### WHAT THE TASK REQUIRES
Write out the material below again, unchanged.
>> Begin SUPPLIED RECORDS
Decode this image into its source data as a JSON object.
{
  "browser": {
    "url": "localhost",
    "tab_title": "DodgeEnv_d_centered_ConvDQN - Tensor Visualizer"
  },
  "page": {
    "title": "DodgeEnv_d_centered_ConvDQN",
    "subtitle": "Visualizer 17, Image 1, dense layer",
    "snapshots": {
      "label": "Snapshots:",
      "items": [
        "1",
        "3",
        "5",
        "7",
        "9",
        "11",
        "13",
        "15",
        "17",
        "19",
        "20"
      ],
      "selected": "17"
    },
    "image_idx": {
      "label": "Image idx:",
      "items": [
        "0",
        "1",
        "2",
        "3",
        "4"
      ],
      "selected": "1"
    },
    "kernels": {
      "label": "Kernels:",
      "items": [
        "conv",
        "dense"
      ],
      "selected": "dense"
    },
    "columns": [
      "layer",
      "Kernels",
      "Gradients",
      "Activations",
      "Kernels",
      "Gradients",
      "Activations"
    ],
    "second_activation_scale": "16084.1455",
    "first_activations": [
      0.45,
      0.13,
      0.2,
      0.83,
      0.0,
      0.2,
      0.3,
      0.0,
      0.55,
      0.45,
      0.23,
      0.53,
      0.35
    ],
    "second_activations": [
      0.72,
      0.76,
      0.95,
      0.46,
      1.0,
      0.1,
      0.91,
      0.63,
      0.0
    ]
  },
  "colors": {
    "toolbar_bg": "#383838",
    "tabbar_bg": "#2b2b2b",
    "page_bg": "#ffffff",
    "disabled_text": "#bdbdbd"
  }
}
>> End SUPPLIED RECORDS
### COMPLETED EXERCISE
Decode this image into its source data as a JSON object.
{
  "browser": {
    "url": "localhost",
    "tab_title": "DodgeEnv_d_centered_ConvDQN - Tensor Visualizer"
  },
  "page": {
    "title": "DodgeEnv_d_centered_ConvDQN",
    "subtitle": "Visualizer 17, Image 1, dense layer",
    "snapshots": {
      "label": "Snapshots:",
      "items": [
        "1",
        "3",
        "5",
        "7",
        "9",
        "11",
        "13",
        "15",
        "17",
        "19",
        "20"
      ],
      "selected": "17"
    },
    "image_idx": {
      "label": "Image idx:",
      "items": [
        "0",
        "1",
        "2",
        "3",
        "4"
      ],
      "selected": "1"
    },
    "kernels": {
      "label": "Kernels:",
      "items": [
        "conv",
        "dense"
      ],
      "selected": "dense"
    },
    "columns": [
      "layer",
      "Kernels",
      "Gradients",
      "Activations",
      "Kernels",
      "Gradients",
      "Activations"
    ],
    "second_activation_scale": "16084.1455",
    "first_activations": [
      0.45,
      0.13,
      0.2,
      0.83,
      0.0,
      0.2,
      0.3,
      0.0,
      0.55,
      0.45,
      0.23,
      0.53,
      0.35
    ],
    "second_activations": [
      0.72,
      0.76,
      0.95,
      0.46,
      1.0,
      0.1,
      0.91,
      0.63,
      0.0
    ]
  },
  "colors": {
    "toolbar_bg": "#383838",
    "tabbar_bg": "#2b2b2b",
    "page_bg": "#ffffff",
    "disabled_text": "#bdbdbd"
  }
}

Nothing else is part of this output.